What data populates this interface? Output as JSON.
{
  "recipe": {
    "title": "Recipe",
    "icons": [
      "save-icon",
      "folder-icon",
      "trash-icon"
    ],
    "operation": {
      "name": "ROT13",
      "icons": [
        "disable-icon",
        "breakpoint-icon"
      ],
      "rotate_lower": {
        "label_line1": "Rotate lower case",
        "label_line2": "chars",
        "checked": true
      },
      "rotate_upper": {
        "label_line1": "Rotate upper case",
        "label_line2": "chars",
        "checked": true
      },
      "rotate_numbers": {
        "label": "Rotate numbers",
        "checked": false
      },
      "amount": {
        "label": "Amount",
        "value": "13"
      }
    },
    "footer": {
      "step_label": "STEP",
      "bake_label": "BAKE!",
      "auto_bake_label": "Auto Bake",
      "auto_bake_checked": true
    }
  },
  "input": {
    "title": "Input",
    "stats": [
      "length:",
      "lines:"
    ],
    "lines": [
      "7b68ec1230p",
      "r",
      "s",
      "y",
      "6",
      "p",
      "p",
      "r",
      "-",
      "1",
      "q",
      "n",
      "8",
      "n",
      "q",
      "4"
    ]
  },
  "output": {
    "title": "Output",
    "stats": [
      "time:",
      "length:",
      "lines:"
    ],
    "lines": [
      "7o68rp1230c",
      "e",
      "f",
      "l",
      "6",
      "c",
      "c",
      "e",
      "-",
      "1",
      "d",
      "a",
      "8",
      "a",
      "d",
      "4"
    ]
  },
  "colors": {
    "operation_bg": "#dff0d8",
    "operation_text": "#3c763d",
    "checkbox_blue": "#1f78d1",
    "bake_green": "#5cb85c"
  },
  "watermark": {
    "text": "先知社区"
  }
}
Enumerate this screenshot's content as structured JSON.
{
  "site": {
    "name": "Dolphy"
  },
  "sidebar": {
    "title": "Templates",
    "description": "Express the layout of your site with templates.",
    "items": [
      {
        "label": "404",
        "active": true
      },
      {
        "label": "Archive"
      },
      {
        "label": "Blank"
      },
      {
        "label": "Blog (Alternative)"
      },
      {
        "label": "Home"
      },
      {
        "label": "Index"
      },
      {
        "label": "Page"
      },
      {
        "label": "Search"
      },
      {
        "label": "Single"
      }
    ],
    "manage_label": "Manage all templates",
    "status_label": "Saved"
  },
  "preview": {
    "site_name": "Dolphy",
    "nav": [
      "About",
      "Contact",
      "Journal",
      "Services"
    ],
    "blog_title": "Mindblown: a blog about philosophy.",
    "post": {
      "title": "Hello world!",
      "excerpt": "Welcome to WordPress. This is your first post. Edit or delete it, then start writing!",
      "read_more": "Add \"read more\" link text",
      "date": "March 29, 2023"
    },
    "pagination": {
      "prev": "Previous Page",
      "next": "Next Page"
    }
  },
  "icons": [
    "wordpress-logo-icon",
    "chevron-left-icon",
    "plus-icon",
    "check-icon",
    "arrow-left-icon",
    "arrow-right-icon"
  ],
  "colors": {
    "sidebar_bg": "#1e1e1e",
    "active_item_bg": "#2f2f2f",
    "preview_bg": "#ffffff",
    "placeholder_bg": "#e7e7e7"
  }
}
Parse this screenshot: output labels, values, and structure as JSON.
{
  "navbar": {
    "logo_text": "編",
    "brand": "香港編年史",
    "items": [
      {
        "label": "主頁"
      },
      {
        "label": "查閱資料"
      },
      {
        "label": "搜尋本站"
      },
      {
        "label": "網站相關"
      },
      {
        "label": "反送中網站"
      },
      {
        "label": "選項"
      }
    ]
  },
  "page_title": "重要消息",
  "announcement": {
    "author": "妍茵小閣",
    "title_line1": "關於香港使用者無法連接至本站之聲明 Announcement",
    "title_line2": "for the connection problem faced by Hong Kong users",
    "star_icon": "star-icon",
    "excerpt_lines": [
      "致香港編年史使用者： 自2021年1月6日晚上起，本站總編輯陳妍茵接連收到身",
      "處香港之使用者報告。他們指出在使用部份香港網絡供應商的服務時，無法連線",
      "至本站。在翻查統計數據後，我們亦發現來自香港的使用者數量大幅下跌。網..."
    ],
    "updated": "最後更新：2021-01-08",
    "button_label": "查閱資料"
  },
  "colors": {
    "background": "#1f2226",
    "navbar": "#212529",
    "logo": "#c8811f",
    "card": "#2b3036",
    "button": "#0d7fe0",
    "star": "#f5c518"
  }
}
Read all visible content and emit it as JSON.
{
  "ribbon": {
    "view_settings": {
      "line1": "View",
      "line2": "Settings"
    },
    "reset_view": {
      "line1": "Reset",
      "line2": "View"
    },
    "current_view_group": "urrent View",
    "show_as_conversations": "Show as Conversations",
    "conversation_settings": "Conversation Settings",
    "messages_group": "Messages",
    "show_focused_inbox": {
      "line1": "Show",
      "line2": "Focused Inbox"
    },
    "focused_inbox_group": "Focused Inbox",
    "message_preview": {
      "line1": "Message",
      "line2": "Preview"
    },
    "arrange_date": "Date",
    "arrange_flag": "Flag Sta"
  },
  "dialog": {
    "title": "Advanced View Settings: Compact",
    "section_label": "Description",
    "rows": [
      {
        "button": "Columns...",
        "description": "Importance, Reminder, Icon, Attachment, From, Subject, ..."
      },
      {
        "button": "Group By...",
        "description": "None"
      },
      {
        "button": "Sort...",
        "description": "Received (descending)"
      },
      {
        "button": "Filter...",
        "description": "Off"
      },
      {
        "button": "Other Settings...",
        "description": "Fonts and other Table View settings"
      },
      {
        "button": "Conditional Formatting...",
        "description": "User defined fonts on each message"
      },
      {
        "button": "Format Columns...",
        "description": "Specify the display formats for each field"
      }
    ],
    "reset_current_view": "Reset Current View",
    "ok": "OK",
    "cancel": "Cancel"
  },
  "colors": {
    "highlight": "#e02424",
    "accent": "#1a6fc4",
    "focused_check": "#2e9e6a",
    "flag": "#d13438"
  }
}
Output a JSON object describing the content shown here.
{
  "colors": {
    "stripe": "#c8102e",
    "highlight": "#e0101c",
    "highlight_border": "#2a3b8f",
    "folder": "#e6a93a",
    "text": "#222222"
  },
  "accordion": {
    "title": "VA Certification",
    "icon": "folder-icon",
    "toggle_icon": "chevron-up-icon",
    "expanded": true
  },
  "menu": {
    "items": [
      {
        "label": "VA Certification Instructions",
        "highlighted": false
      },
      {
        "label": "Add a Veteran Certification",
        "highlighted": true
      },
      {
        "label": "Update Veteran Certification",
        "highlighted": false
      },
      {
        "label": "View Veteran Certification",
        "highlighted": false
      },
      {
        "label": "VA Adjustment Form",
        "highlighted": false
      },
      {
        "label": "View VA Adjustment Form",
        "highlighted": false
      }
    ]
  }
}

» **What this task involves**
Make a copy of each line that contains the string "post".

» **Solution to this exercise**
    "post": {
      "excerpt": "Welcome to WordPress. This is your first post. Edit or delete it, then start writing!",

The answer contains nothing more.